====== Data to examine ======

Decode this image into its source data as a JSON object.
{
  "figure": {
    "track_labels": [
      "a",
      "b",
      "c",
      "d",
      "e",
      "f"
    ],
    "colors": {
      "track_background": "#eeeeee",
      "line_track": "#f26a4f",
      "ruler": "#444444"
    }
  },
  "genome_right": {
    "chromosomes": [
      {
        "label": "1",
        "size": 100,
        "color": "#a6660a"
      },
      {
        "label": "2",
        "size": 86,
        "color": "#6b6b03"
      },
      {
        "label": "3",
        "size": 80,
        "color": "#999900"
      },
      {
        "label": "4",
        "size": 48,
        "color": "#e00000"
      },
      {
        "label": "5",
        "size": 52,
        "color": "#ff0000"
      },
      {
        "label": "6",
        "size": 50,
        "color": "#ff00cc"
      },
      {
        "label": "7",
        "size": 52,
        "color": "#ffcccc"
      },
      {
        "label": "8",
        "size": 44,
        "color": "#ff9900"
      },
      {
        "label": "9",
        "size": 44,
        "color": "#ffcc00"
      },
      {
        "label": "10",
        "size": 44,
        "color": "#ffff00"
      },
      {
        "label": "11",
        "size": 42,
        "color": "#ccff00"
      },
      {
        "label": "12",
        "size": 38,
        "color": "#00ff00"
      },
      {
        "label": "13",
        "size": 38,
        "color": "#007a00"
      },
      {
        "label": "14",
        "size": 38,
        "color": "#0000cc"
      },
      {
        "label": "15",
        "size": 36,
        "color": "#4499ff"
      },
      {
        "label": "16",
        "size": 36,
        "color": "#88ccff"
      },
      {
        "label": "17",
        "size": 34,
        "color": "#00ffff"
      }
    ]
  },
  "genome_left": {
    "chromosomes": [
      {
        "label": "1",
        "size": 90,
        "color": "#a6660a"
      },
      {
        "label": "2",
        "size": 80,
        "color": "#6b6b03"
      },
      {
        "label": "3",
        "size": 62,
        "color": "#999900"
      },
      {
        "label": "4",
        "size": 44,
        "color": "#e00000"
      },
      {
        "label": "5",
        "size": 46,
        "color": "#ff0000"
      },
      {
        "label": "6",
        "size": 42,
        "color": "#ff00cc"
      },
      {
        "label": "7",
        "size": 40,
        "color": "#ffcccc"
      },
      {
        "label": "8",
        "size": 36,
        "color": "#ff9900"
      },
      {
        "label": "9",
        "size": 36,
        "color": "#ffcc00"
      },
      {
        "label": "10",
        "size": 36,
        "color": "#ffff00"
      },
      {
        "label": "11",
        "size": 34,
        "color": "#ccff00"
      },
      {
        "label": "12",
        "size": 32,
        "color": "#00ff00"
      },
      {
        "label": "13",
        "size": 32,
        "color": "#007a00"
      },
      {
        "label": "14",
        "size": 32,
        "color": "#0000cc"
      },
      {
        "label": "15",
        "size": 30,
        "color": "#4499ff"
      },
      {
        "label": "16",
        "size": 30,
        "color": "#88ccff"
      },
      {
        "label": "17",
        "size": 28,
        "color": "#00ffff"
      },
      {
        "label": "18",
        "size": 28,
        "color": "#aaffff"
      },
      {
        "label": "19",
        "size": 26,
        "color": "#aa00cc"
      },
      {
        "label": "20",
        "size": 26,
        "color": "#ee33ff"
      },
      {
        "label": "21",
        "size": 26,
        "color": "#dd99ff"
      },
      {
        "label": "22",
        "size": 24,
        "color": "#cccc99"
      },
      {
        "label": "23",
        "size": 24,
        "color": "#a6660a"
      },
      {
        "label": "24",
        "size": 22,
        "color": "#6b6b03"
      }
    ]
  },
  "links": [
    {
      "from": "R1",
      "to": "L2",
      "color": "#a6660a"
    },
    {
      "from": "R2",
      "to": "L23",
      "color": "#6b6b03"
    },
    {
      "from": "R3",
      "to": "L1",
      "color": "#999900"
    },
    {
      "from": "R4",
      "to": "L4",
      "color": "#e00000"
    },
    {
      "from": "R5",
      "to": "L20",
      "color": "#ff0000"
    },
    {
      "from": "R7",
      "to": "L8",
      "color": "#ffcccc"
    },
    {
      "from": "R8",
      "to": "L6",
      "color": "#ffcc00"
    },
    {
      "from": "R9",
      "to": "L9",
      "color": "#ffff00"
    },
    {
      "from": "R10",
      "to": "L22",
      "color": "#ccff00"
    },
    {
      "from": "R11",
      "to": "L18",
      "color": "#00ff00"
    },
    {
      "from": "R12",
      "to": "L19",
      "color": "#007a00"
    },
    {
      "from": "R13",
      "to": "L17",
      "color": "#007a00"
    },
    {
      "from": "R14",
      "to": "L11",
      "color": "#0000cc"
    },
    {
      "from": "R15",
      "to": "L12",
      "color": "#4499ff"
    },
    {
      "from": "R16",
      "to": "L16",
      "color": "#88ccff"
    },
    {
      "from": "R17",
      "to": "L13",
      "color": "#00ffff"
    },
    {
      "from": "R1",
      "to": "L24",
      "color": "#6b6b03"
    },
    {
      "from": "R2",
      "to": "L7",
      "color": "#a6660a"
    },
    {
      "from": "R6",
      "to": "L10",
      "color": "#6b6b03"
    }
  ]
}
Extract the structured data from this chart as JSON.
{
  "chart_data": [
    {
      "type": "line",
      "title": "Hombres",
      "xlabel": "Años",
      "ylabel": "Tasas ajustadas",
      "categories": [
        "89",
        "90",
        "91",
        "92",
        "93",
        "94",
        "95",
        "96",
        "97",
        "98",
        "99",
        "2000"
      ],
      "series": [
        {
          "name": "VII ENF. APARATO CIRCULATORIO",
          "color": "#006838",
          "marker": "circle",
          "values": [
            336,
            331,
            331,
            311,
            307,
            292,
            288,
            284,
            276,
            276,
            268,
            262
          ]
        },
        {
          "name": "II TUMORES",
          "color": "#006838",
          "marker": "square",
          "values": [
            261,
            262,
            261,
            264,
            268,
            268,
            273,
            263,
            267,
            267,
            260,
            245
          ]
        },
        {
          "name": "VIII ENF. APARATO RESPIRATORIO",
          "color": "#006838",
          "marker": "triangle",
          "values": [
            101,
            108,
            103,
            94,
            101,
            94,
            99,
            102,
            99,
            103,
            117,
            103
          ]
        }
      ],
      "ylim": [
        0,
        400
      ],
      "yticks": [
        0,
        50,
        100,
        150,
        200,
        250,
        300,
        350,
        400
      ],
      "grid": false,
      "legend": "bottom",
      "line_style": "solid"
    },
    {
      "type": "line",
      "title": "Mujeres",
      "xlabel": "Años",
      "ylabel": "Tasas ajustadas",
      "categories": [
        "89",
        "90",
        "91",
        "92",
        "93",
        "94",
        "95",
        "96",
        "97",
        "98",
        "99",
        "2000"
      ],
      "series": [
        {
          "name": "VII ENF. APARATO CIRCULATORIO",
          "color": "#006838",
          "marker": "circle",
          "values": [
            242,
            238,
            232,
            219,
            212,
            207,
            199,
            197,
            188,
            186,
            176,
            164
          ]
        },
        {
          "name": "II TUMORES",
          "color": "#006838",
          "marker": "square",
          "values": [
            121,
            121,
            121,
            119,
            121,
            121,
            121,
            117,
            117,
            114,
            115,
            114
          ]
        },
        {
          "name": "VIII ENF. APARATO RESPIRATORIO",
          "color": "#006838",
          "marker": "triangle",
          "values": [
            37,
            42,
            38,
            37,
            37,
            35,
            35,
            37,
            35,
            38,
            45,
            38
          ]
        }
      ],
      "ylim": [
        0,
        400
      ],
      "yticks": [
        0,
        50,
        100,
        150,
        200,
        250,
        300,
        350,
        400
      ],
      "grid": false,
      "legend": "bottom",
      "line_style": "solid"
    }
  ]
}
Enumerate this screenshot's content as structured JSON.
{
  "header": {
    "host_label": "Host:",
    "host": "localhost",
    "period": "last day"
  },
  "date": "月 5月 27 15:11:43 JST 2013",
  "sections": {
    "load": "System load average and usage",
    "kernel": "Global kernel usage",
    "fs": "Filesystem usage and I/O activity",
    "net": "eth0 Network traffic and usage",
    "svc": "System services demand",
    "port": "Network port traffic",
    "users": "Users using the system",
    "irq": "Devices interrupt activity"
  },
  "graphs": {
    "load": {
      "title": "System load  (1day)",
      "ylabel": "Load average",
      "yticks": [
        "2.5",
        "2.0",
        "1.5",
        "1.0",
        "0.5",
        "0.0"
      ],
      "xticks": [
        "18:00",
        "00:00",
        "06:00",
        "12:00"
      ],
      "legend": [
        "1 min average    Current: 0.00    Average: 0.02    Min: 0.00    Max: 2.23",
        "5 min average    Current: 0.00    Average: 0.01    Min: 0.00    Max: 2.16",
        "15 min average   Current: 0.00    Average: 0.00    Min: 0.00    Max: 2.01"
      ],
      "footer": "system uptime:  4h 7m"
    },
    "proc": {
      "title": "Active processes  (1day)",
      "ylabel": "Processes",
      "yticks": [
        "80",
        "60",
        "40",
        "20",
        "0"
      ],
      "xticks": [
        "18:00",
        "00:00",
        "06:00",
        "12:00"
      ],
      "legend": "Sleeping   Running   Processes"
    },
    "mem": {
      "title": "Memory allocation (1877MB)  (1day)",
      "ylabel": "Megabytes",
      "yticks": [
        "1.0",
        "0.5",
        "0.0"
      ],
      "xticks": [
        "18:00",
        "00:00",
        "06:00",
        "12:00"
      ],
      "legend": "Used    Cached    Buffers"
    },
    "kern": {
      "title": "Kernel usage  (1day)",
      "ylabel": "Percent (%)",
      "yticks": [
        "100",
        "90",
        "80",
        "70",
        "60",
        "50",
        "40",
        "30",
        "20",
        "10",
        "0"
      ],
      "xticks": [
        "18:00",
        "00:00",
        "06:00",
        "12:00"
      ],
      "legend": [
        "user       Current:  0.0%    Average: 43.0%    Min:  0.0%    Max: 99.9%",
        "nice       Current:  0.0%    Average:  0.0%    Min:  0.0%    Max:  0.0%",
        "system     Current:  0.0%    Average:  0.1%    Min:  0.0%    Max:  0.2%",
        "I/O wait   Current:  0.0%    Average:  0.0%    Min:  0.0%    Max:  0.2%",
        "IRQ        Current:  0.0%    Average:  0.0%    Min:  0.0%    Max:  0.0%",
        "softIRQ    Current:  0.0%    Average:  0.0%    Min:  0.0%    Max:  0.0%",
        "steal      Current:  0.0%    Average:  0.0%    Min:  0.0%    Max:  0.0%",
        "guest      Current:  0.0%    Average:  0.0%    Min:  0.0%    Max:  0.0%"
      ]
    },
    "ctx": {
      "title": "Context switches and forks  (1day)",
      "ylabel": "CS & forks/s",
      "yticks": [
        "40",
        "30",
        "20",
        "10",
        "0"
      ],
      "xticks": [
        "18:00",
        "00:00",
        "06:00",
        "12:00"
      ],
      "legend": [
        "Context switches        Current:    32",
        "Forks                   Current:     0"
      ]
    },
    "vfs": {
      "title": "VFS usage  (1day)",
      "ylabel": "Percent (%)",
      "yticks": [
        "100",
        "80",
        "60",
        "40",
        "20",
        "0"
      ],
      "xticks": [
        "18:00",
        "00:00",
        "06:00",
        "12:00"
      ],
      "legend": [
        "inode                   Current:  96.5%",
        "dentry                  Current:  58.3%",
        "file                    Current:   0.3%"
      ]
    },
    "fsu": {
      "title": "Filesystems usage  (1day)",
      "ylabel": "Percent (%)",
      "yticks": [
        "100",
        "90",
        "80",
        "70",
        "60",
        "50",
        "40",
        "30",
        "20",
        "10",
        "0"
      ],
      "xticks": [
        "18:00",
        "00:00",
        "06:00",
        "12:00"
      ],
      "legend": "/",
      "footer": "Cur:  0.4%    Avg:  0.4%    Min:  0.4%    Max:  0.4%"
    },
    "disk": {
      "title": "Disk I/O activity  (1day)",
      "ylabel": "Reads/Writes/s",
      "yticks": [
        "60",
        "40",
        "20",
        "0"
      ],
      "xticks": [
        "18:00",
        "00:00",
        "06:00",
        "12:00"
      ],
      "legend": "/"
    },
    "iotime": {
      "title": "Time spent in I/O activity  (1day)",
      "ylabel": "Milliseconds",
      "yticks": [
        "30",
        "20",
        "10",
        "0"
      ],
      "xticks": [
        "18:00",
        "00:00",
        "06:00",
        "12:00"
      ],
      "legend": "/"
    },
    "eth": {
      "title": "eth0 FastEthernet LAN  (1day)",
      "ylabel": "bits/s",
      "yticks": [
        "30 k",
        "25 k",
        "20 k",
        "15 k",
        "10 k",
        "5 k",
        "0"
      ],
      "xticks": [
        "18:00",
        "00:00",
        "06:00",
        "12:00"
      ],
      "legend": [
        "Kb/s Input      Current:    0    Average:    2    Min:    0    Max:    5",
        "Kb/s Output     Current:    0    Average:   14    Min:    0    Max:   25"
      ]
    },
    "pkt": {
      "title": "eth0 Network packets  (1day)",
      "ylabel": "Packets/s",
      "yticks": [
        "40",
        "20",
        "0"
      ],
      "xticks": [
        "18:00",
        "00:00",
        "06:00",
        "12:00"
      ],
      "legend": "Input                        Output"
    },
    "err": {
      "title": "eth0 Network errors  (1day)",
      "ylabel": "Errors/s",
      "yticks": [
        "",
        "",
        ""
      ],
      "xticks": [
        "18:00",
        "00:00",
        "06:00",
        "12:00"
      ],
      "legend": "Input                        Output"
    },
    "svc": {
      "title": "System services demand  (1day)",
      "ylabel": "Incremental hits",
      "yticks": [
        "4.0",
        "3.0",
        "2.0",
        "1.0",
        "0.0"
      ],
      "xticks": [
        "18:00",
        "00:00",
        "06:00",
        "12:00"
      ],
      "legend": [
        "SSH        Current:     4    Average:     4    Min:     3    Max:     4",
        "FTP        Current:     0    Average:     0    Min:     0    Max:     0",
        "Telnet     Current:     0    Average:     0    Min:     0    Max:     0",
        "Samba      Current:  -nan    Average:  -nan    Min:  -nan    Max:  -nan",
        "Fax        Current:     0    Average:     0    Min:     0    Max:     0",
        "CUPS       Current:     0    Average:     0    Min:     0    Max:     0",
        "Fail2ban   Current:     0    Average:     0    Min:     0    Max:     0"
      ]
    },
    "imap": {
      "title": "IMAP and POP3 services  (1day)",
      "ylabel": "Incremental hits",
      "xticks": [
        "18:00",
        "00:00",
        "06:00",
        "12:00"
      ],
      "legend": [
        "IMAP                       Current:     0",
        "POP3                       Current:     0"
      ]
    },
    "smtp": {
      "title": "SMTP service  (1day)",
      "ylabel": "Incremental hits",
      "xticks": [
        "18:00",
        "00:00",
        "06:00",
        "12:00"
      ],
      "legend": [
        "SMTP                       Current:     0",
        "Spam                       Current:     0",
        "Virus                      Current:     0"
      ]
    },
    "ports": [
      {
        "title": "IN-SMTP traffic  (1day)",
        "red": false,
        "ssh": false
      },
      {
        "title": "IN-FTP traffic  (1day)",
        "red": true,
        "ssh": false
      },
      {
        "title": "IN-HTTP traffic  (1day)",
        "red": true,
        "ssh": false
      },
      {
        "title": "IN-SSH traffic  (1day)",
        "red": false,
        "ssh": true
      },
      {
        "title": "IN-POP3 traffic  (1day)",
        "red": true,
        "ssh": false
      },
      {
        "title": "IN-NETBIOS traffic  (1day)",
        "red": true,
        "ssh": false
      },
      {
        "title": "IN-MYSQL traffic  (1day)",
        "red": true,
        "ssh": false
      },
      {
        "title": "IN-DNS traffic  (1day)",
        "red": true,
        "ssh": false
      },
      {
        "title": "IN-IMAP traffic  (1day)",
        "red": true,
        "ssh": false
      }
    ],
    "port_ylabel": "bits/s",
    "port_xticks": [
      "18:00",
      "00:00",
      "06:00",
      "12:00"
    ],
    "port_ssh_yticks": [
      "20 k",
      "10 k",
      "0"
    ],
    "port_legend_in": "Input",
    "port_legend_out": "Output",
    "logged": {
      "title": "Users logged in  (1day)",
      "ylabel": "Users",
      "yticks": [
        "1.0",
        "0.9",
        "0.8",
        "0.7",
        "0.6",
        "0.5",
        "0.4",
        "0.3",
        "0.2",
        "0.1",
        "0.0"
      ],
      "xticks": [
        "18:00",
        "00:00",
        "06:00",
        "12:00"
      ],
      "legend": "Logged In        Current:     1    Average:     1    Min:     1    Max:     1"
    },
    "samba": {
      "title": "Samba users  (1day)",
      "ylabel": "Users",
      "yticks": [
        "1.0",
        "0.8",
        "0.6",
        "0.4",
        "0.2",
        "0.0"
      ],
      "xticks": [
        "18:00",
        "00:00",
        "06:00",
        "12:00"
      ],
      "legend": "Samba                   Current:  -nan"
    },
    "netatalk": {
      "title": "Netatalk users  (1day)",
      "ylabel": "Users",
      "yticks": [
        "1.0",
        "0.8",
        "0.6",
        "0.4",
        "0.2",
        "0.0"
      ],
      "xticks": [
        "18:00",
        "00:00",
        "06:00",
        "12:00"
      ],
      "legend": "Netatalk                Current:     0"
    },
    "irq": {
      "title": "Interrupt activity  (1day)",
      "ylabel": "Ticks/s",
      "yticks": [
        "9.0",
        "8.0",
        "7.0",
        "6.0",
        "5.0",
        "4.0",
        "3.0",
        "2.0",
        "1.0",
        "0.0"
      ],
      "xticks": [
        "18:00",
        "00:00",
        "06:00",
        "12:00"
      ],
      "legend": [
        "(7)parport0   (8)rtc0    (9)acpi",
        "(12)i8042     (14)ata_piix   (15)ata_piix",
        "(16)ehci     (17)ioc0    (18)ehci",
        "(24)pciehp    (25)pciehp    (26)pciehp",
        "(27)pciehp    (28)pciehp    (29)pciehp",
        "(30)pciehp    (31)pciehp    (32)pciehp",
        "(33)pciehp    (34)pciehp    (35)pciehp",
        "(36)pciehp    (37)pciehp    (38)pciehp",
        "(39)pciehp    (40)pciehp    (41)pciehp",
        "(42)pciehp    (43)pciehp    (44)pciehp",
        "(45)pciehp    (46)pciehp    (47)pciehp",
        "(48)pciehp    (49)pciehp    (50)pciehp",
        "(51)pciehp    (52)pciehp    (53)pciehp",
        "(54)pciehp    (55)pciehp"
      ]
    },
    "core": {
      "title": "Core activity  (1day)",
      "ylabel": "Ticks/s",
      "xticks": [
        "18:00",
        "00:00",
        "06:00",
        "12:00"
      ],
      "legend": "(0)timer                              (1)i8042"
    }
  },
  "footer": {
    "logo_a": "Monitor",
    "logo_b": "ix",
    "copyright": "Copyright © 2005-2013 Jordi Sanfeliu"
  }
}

======

Pick every line of the data that includes the string "switches".

      "title": "Context switches and forks  (1day)",
        "Context switches        Current:    32",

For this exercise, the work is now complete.